++++ Recorded data
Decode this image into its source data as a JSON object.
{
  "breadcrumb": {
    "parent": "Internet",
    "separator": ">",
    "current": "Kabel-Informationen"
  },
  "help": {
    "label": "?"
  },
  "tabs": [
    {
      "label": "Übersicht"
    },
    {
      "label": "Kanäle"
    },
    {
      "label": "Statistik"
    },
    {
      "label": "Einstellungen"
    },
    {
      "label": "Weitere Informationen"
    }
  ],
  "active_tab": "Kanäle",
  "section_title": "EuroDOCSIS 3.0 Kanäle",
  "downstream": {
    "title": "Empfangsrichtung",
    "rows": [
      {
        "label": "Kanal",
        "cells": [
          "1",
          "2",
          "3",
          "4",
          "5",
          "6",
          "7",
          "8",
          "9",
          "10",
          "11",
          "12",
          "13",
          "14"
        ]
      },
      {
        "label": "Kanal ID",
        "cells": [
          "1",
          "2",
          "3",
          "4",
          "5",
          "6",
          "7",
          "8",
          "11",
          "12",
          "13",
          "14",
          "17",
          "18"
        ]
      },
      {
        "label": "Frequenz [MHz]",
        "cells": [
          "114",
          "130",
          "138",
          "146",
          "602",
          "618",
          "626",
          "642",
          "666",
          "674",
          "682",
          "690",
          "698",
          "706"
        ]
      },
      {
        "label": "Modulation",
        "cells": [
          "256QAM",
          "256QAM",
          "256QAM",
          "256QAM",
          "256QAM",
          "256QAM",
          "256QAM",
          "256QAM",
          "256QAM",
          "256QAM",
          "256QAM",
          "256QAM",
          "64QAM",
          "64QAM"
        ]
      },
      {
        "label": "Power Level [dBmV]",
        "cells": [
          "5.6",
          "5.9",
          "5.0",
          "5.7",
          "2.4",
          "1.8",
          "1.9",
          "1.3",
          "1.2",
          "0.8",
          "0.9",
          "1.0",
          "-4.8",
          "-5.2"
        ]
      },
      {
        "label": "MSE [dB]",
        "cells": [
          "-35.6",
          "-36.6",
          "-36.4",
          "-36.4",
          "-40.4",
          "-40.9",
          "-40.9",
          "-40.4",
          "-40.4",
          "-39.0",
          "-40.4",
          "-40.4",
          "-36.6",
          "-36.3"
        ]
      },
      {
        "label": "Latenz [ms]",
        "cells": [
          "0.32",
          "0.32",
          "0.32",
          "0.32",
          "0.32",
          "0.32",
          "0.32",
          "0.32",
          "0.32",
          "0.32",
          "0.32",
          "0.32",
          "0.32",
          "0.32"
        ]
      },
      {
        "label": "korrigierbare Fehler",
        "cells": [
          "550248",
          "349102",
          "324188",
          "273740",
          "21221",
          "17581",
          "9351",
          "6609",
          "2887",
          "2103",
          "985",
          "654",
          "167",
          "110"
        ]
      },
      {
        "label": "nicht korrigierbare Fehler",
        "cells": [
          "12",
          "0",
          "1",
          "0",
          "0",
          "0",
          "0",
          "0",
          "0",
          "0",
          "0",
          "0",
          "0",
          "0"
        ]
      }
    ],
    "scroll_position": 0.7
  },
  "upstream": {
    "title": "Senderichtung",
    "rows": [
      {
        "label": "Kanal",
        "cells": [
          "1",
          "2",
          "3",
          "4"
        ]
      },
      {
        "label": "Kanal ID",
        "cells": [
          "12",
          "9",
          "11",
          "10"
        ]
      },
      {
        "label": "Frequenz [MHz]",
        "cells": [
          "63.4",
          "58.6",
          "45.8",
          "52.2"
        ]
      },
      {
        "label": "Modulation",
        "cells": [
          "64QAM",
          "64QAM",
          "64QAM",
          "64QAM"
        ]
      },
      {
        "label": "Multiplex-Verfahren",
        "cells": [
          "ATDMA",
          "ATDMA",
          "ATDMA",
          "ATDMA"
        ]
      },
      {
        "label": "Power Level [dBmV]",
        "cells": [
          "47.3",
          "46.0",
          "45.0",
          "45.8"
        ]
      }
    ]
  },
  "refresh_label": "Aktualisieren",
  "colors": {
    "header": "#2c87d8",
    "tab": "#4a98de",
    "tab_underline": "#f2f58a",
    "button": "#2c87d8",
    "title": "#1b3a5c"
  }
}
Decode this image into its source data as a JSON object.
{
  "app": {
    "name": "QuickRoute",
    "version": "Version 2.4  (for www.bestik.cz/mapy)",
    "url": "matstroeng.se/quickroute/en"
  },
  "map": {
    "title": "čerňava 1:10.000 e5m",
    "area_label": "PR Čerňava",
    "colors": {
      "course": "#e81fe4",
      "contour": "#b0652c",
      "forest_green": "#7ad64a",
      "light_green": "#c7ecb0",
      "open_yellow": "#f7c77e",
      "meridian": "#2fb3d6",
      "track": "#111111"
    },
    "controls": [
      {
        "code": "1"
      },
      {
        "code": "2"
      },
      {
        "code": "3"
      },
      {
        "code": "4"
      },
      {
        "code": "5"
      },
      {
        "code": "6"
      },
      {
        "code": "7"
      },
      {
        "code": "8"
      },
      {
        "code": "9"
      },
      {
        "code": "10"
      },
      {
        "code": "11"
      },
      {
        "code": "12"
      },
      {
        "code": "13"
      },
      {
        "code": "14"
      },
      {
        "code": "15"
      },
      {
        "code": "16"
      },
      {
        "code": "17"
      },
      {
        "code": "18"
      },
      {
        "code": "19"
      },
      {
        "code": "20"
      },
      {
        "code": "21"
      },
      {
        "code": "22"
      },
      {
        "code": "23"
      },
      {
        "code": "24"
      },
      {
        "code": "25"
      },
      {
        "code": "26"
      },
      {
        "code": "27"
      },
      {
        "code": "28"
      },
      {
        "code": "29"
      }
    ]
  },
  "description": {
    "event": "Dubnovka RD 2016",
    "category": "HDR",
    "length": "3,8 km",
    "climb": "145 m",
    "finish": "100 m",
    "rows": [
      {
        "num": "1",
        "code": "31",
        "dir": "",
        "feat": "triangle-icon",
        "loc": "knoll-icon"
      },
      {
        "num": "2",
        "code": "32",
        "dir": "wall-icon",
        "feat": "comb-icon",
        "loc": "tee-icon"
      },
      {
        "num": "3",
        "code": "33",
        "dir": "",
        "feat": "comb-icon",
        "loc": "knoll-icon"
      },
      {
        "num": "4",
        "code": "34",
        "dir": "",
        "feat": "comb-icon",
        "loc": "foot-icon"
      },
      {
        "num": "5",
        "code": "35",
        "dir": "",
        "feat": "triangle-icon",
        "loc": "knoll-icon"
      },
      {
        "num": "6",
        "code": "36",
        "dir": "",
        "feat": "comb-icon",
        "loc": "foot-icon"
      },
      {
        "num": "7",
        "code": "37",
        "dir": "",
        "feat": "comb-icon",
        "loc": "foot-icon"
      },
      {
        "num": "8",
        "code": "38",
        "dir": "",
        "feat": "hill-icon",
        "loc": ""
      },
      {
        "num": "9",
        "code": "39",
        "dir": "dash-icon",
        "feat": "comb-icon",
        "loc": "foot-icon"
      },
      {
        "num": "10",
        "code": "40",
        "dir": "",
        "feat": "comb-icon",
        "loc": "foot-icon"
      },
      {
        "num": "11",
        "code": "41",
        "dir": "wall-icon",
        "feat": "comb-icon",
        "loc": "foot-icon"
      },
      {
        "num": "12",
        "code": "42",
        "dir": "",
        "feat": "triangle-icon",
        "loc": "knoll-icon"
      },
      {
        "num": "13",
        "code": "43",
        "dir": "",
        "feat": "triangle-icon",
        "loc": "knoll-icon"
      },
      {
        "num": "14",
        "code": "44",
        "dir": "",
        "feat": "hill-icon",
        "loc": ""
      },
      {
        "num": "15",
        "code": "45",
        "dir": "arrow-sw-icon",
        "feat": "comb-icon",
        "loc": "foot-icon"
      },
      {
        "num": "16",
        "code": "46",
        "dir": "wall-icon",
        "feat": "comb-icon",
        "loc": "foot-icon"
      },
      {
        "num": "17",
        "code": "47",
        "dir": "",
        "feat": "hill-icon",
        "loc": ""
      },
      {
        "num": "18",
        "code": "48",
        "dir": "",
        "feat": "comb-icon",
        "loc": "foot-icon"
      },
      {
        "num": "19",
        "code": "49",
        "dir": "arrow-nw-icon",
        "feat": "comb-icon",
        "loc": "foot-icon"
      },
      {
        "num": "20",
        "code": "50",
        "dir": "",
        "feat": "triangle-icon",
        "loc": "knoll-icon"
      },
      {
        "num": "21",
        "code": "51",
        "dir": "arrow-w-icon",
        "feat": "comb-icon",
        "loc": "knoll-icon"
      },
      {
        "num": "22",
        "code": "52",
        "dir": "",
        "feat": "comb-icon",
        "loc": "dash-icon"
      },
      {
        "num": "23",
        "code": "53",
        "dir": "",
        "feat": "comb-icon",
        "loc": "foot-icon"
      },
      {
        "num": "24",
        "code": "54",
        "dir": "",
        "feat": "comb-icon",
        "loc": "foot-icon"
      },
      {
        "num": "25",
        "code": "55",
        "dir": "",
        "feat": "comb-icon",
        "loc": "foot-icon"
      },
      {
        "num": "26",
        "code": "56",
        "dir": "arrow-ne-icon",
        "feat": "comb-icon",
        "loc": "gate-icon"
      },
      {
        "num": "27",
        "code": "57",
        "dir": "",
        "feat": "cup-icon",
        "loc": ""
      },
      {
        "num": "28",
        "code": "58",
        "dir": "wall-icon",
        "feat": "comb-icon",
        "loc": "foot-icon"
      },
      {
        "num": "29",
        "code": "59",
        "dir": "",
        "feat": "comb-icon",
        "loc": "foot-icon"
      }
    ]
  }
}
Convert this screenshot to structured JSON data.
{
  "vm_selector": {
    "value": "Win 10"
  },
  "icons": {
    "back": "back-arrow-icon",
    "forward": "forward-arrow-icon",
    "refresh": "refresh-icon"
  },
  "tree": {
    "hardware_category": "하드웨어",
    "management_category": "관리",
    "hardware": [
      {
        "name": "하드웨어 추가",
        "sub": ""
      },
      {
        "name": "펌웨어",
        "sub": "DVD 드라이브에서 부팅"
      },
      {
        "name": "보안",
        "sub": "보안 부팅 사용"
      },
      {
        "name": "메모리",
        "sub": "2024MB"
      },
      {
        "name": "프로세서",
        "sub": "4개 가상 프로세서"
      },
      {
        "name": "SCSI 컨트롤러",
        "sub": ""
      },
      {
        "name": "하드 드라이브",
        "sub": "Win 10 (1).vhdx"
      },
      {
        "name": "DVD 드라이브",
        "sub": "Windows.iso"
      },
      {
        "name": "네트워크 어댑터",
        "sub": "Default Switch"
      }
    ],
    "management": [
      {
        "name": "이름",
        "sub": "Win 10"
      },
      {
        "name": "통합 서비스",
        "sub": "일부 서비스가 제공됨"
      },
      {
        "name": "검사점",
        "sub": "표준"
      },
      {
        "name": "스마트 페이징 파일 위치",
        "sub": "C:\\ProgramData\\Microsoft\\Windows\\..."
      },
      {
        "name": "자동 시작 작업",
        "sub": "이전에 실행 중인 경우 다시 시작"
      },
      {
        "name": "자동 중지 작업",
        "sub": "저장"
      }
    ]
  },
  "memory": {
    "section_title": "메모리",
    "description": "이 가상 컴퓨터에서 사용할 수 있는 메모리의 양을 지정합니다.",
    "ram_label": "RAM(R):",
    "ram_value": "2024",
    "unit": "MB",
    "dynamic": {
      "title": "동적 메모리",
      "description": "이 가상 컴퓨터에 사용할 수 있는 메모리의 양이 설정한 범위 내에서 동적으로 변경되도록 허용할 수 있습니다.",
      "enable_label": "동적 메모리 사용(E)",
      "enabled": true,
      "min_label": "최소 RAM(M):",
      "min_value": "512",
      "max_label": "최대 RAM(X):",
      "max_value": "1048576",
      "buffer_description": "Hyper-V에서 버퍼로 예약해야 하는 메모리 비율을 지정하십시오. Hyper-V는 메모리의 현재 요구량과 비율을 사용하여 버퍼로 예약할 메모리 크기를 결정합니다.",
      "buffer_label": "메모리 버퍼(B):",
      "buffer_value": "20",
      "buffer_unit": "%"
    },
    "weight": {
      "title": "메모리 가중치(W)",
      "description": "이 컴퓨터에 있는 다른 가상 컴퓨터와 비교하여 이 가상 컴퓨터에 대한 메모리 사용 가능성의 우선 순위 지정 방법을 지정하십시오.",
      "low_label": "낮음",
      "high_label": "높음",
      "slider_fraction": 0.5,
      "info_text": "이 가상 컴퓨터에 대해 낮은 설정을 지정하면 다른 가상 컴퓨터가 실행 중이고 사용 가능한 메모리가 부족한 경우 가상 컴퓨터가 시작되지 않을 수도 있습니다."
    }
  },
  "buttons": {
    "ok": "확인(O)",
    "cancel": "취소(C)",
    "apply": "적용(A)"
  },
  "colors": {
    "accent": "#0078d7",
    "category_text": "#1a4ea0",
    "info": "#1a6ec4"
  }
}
++++++++
Directions :: Going through the records above, state how many lines carry "Fehler", with no other text.

Answer for the task :: 2